**Exercise goal**
Write out the data again in full, exactly as it reads.
--- start of Provided data ---
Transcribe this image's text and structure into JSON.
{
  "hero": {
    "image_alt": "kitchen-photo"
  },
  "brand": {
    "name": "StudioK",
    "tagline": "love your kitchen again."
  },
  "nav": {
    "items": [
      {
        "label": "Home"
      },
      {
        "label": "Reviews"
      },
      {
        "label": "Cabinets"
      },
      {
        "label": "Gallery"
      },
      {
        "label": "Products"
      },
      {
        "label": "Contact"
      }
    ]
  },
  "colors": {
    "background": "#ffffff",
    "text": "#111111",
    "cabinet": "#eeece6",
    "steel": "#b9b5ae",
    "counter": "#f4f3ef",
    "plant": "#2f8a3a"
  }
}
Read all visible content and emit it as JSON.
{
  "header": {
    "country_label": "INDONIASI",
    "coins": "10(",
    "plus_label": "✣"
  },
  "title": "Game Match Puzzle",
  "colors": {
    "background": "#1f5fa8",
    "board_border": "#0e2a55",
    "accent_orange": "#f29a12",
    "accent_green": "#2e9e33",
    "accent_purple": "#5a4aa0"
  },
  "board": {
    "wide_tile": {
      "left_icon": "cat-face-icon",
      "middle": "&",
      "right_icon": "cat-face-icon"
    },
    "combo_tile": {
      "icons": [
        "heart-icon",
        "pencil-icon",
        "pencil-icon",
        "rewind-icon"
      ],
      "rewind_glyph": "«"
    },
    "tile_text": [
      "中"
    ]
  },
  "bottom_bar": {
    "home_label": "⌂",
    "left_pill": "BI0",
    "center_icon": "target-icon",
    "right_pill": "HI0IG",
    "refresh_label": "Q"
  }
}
--- end of Provided data ---
**Problem solution**
Transcribe this image's text and structure into JSON.
{
  "hero": {
    "image_alt": "kitchen-photo"
  },
  "brand": {
    "name": "StudioK",
    "tagline": "love your kitchen again."
  },
  "nav": {
    "items": [
      {
        "label": "Home"
      },
      {
        "label": "Reviews"
      },
      {
        "label": "Cabinets"
      },
      {
        "label": "Gallery"
      },
      {
        "label": "Products"
      },
      {
        "label": "Contact"
      }
    ]
  },
  "colors": {
    "background": "#ffffff",
    "text": "#111111",
    "cabinet": "#eeece6",
    "steel": "#b9b5ae",
    "counter": "#f4f3ef",
    "plant": "#2f8a3a"
  }
}
Read all visible content and emit it as JSON.
{
  "header": {
    "country_label": "INDONIASI",
    "coins": "10(",
    "plus_label": "✣"
  },
  "title": "Game Match Puzzle",
  "colors": {
    "background": "#1f5fa8",
    "board_border": "#0e2a55",
    "accent_orange": "#f29a12",
    "accent_green": "#2e9e33",
    "accent_purple": "#5a4aa0"
  },
  "board": {
    "wide_tile": {
      "left_icon": "cat-face-icon",
      "middle": "&",
      "right_icon": "cat-face-icon"
    },
    "combo_tile": {
      "icons": [
        "heart-icon",
        "pencil-icon",
        "pencil-icon",
        "rewind-icon"
      ],
      "rewind_glyph": "«"
    },
    "tile_text": [
      "中"
    ]
  },
  "bottom_bar": {
    "home_label": "⌂",
    "left_pill": "BI0",
    "center_icon": "target-icon",
    "right_pill": "HI0IG",
    "refresh_label": "Q"
  }
}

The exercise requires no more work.